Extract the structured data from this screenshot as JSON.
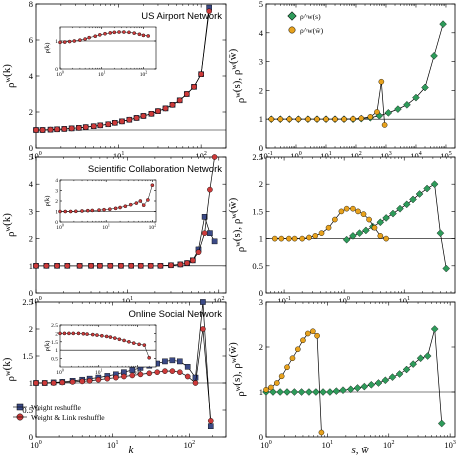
{
  "figure": {
    "x_axis_label_left": "k",
    "x_axis_label_right": "s, w̄",
    "legend_left": [
      {
        "label": "Weight reshuffle",
        "marker": "square",
        "color": "#3b4a86"
      },
      {
        "label": "Weight & Link reshuffle",
        "marker": "circle",
        "color": "#cc3a3a"
      }
    ],
    "legend_right": [
      {
        "label": "ρ^w(s)",
        "marker": "diamond",
        "color": "#2e9b5a"
      },
      {
        "label": "ρ^w(w̄)",
        "marker": "circle",
        "color": "#e8a21d"
      }
    ]
  },
  "chart_data": [
    {
      "type": "line",
      "row": 0,
      "col": 0,
      "title": "US Airport Network",
      "ylabel": "ρ^w(k)",
      "xlabel": "",
      "xscale": "log",
      "xlim": [
        1,
        200
      ],
      "xticks": [
        1,
        10,
        100
      ],
      "ylim": [
        0,
        8
      ],
      "yticks": [
        0,
        2,
        4,
        6,
        8
      ],
      "hline": 1,
      "inset": {
        "ylabel": "ρ(k)",
        "xscale": "log",
        "xlim": [
          1,
          200
        ],
        "xticks": [
          1,
          10,
          100
        ],
        "ylim": [
          0,
          1.5
        ],
        "yticks": [
          0,
          1
        ],
        "hline": 1,
        "series": [
          {
            "marker": "circle",
            "color": "#cc3a3a",
            "x": [
              1,
              1.3,
              1.7,
              2.2,
              3,
              4,
              5,
              7,
              9,
              12,
              16,
              20,
              26,
              34,
              45,
              60,
              80,
              100,
              130
            ],
            "y": [
              0.95,
              0.96,
              0.98,
              1.0,
              1.03,
              1.07,
              1.12,
              1.17,
              1.22,
              1.26,
              1.29,
              1.31,
              1.32,
              1.32,
              1.31,
              1.28,
              1.24,
              1.2,
              1.18
            ]
          }
        ]
      },
      "series": [
        {
          "name": "Weight reshuffle",
          "marker": "square",
          "color": "#3b4a86",
          "x": [
            1,
            1.2,
            1.5,
            1.8,
            2.2,
            2.7,
            3.3,
            4,
            5,
            6,
            7.5,
            9,
            11,
            13.5,
            16.5,
            20,
            25,
            30,
            37,
            45,
            55,
            67,
            82,
            100,
            125
          ],
          "y": [
            1.0,
            1.0,
            1.02,
            1.04,
            1.06,
            1.09,
            1.12,
            1.16,
            1.21,
            1.26,
            1.32,
            1.4,
            1.48,
            1.57,
            1.67,
            1.78,
            1.9,
            2.05,
            2.2,
            2.4,
            2.65,
            3.0,
            3.4,
            4.1,
            7.8
          ]
        },
        {
          "name": "Weight & Link reshuffle",
          "marker": "circle",
          "color": "#cc3a3a",
          "x": [
            1,
            1.2,
            1.5,
            1.8,
            2.2,
            2.7,
            3.3,
            4,
            5,
            6,
            7.5,
            9,
            11,
            13.5,
            16.5,
            20,
            25,
            30,
            37,
            45,
            55,
            67,
            82,
            100,
            125
          ],
          "y": [
            1.0,
            1.0,
            1.02,
            1.04,
            1.06,
            1.09,
            1.12,
            1.16,
            1.21,
            1.26,
            1.32,
            1.4,
            1.48,
            1.57,
            1.67,
            1.78,
            1.9,
            2.05,
            2.2,
            2.4,
            2.65,
            3.0,
            3.4,
            4.1,
            7.6
          ]
        }
      ]
    },
    {
      "type": "line",
      "row": 0,
      "col": 1,
      "title": "",
      "ylabel": "ρ^w(s), ρ^w(w̄)",
      "xlabel": "",
      "xscale": "log",
      "xlim": [
        0.1,
        200000
      ],
      "xticks": [
        0.1,
        1,
        10,
        100,
        1000,
        10000,
        100000
      ],
      "ylim": [
        0,
        5
      ],
      "yticks": [
        0,
        1,
        2,
        3,
        4,
        5
      ],
      "hline": 1,
      "series": [
        {
          "name": "ρ^w(s)",
          "marker": "diamond",
          "color": "#2e9b5a",
          "x": [
            0.15,
            0.3,
            0.6,
            1.2,
            2.5,
            5,
            10,
            20,
            40,
            80,
            150,
            300,
            600,
            1200,
            2500,
            5000,
            10000,
            20000,
            40000,
            80000
          ],
          "y": [
            1.0,
            1.0,
            1.0,
            1.0,
            1.0,
            1.0,
            1.0,
            1.0,
            1.0,
            1.0,
            1.02,
            1.05,
            1.12,
            1.22,
            1.35,
            1.5,
            1.75,
            2.1,
            3.2,
            4.3
          ]
        },
        {
          "name": "ρ^w(w̄)",
          "marker": "circle",
          "color": "#e8a21d",
          "x": [
            0.15,
            0.3,
            0.6,
            1.2,
            2.5,
            5,
            10,
            20,
            40,
            80,
            150,
            300,
            500,
            700,
            900
          ],
          "y": [
            1.0,
            1.0,
            1.0,
            1.0,
            1.0,
            1.0,
            1.0,
            1.0,
            1.0,
            1.01,
            1.03,
            1.08,
            1.25,
            2.3,
            0.8
          ]
        }
      ]
    },
    {
      "type": "line",
      "row": 1,
      "col": 0,
      "title": "Scientific Collaboration Network",
      "ylabel": "ρ^w(k)",
      "xlabel": "",
      "xscale": "log",
      "xlim": [
        1,
        120
      ],
      "xticks": [
        1,
        10,
        100
      ],
      "ylim": [
        0,
        5
      ],
      "yticks": [
        0,
        1,
        2,
        3,
        4,
        5
      ],
      "hline": 1,
      "inset": {
        "ylabel": "ρ(k)",
        "xscale": "log",
        "xlim": [
          1,
          120
        ],
        "xticks": [
          1,
          10,
          100
        ],
        "ylim": [
          0,
          4
        ],
        "yticks": [
          0,
          1,
          2,
          3,
          4
        ],
        "hline": 1,
        "series": [
          {
            "marker": "circle",
            "color": "#cc3a3a",
            "x": [
              1,
              1.3,
              1.7,
              2.2,
              3,
              4,
              5,
              7,
              9,
              12,
              16,
              20,
              26,
              34,
              45,
              55,
              65,
              80,
              100
            ],
            "y": [
              1.0,
              1.0,
              1.0,
              1.02,
              1.05,
              1.08,
              1.1,
              1.13,
              1.17,
              1.22,
              1.3,
              1.38,
              1.5,
              1.65,
              1.8,
              2.0,
              1.6,
              2.1,
              3.5
            ]
          }
        ]
      },
      "series": [
        {
          "name": "Weight reshuffle",
          "marker": "square",
          "color": "#3b4a86",
          "x": [
            1,
            1.3,
            1.7,
            2.2,
            3,
            4,
            5,
            6.5,
            8.5,
            11,
            14,
            18,
            23,
            30,
            38,
            45,
            52,
            60,
            70,
            80,
            90
          ],
          "y": [
            1.0,
            1.0,
            1.0,
            1.0,
            1.0,
            1.0,
            1.0,
            1.0,
            1.0,
            1.0,
            1.0,
            1.0,
            1.0,
            1.02,
            1.05,
            1.1,
            1.2,
            1.6,
            2.8,
            2.2,
            1.9
          ]
        },
        {
          "name": "Weight & Link reshuffle",
          "marker": "circle",
          "color": "#cc3a3a",
          "x": [
            1,
            1.3,
            1.7,
            2.2,
            3,
            4,
            5,
            6.5,
            8.5,
            11,
            14,
            18,
            23,
            30,
            38,
            45,
            52,
            60,
            70,
            80,
            90
          ],
          "y": [
            1.0,
            1.0,
            1.0,
            1.0,
            1.0,
            1.0,
            1.0,
            1.0,
            1.0,
            1.0,
            1.0,
            1.0,
            1.0,
            1.02,
            1.05,
            1.1,
            1.2,
            1.5,
            2.2,
            3.8,
            5.0
          ]
        }
      ]
    },
    {
      "type": "line",
      "row": 1,
      "col": 1,
      "title": "",
      "ylabel": "ρ^w(s), ρ^w(w̄)",
      "xlabel": "",
      "xscale": "log",
      "xlim": [
        0.05,
        70
      ],
      "xticks": [
        0.1,
        1,
        10
      ],
      "ylim": [
        0,
        2.5
      ],
      "yticks": [
        0,
        0.5,
        1,
        1.5,
        2,
        2.5
      ],
      "hline": 1,
      "series": [
        {
          "name": "ρ^w(s)",
          "marker": "diamond",
          "color": "#2e9b5a",
          "x": [
            1.1,
            1.4,
            1.8,
            2.3,
            3,
            4,
            5,
            6.5,
            8.5,
            11,
            14,
            18,
            24,
            32,
            40,
            50
          ],
          "y": [
            0.98,
            1.05,
            1.1,
            1.15,
            1.22,
            1.3,
            1.38,
            1.46,
            1.55,
            1.63,
            1.72,
            1.82,
            1.92,
            2.0,
            1.1,
            0.45
          ]
        },
        {
          "name": "ρ^w(w̄)",
          "marker": "circle",
          "color": "#e8a21d",
          "x": [
            0.07,
            0.09,
            0.12,
            0.15,
            0.2,
            0.26,
            0.33,
            0.42,
            0.55,
            0.7,
            0.9,
            1.1,
            1.4,
            1.7,
            2.1,
            2.6,
            3.2,
            4,
            5
          ],
          "y": [
            1.0,
            1.0,
            1.0,
            1.0,
            1.0,
            1.02,
            1.05,
            1.1,
            1.2,
            1.35,
            1.5,
            1.55,
            1.55,
            1.5,
            1.45,
            1.35,
            1.2,
            1.05,
            1.0
          ]
        }
      ]
    },
    {
      "type": "line",
      "row": 2,
      "col": 0,
      "title": "Online Social Network",
      "ylabel": "ρ^w(k)",
      "xlabel": "k",
      "xscale": "log",
      "xlim": [
        1,
        300
      ],
      "xticks": [
        1,
        10,
        100
      ],
      "ylim": [
        0,
        2.5
      ],
      "yticks": [
        0,
        0.5,
        1,
        1.5,
        2,
        2.5
      ],
      "hline": 1,
      "inset": {
        "ylabel": "ρ(k)",
        "xscale": "log",
        "xlim": [
          1,
          300
        ],
        "xticks": [
          1,
          10,
          100
        ],
        "ylim": [
          0,
          2.5
        ],
        "yticks": [
          0.5,
          1,
          1.5,
          2,
          2.5
        ],
        "hline": 1,
        "series": [
          {
            "marker": "circle",
            "color": "#cc3a3a",
            "x": [
              1,
              1.3,
              1.7,
              2.2,
              3,
              4,
              5,
              7,
              9,
              12,
              16,
              20,
              26,
              34,
              45,
              60,
              80,
              110,
              150,
              200
            ],
            "y": [
              2.0,
              2.0,
              2.0,
              2.0,
              2.0,
              1.98,
              1.96,
              1.93,
              1.9,
              1.86,
              1.82,
              1.78,
              1.72,
              1.65,
              1.58,
              1.5,
              1.42,
              1.35,
              1.3,
              0.55
            ]
          }
        ]
      },
      "series": [
        {
          "name": "Weight reshuffle",
          "marker": "square",
          "color": "#3b4a86",
          "x": [
            1,
            1.3,
            1.7,
            2.2,
            3,
            4,
            5,
            6.5,
            8.5,
            11,
            14,
            18,
            23,
            30,
            38,
            48,
            60,
            75,
            95,
            120,
            150,
            190
          ],
          "y": [
            1.0,
            1.0,
            1.01,
            1.02,
            1.04,
            1.06,
            1.08,
            1.1,
            1.13,
            1.16,
            1.2,
            1.24,
            1.28,
            1.32,
            1.36,
            1.4,
            1.42,
            1.4,
            1.3,
            1.1,
            2.5,
            0.2
          ]
        },
        {
          "name": "Weight & Link reshuffle",
          "marker": "circle",
          "color": "#cc3a3a",
          "x": [
            1,
            1.3,
            1.7,
            2.2,
            3,
            4,
            5,
            6.5,
            8.5,
            11,
            14,
            18,
            23,
            30,
            38,
            48,
            60,
            75,
            95,
            120,
            150,
            190
          ],
          "y": [
            1.0,
            1.0,
            1.0,
            1.01,
            1.02,
            1.03,
            1.04,
            1.06,
            1.08,
            1.1,
            1.12,
            1.14,
            1.16,
            1.18,
            1.2,
            1.22,
            1.22,
            1.2,
            1.12,
            1.0,
            2.0,
            0.3
          ]
        }
      ]
    },
    {
      "type": "line",
      "row": 2,
      "col": 1,
      "title": "",
      "ylabel": "ρ^w(s), ρ^w(w̄)",
      "xlabel": "s, w̄",
      "xscale": "log",
      "xlim": [
        1,
        1200
      ],
      "xticks": [
        1,
        10,
        100,
        1000
      ],
      "ylim": [
        0,
        3
      ],
      "yticks": [
        0,
        1,
        2,
        3
      ],
      "hline": 1,
      "series": [
        {
          "name": "ρ^w(s)",
          "marker": "diamond",
          "color": "#2e9b5a",
          "x": [
            1,
            1.3,
            1.7,
            2.2,
            2.9,
            3.8,
            5,
            6.5,
            8.5,
            11,
            14,
            18,
            24,
            31,
            40,
            52,
            68,
            88,
            115,
            150,
            195,
            250,
            330,
            430,
            560,
            730
          ],
          "y": [
            1.0,
            1.0,
            1.0,
            1.0,
            1.0,
            1.0,
            1.0,
            1.0,
            1.0,
            1.0,
            1.02,
            1.04,
            1.06,
            1.09,
            1.12,
            1.16,
            1.2,
            1.26,
            1.33,
            1.4,
            1.5,
            1.62,
            1.75,
            1.8,
            2.4,
            0.3
          ]
        },
        {
          "name": "ρ^w(w̄)",
          "marker": "circle",
          "color": "#e8a21d",
          "x": [
            1,
            1.2,
            1.5,
            1.8,
            2.2,
            2.7,
            3.3,
            4,
            4.8,
            5.8,
            6.8,
            8
          ],
          "y": [
            1.05,
            1.1,
            1.2,
            1.35,
            1.55,
            1.75,
            1.95,
            2.15,
            2.3,
            2.35,
            2.25,
            0.1
          ]
        }
      ]
    }
  ]
}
# # # # # # #
→ Challenge: Extract from the data every line where "Network" shows up.

→ Task response:
      "title": "US Airport Network",
      "title": "Scientific Collaboration Network",
      "title": "Online Social Network",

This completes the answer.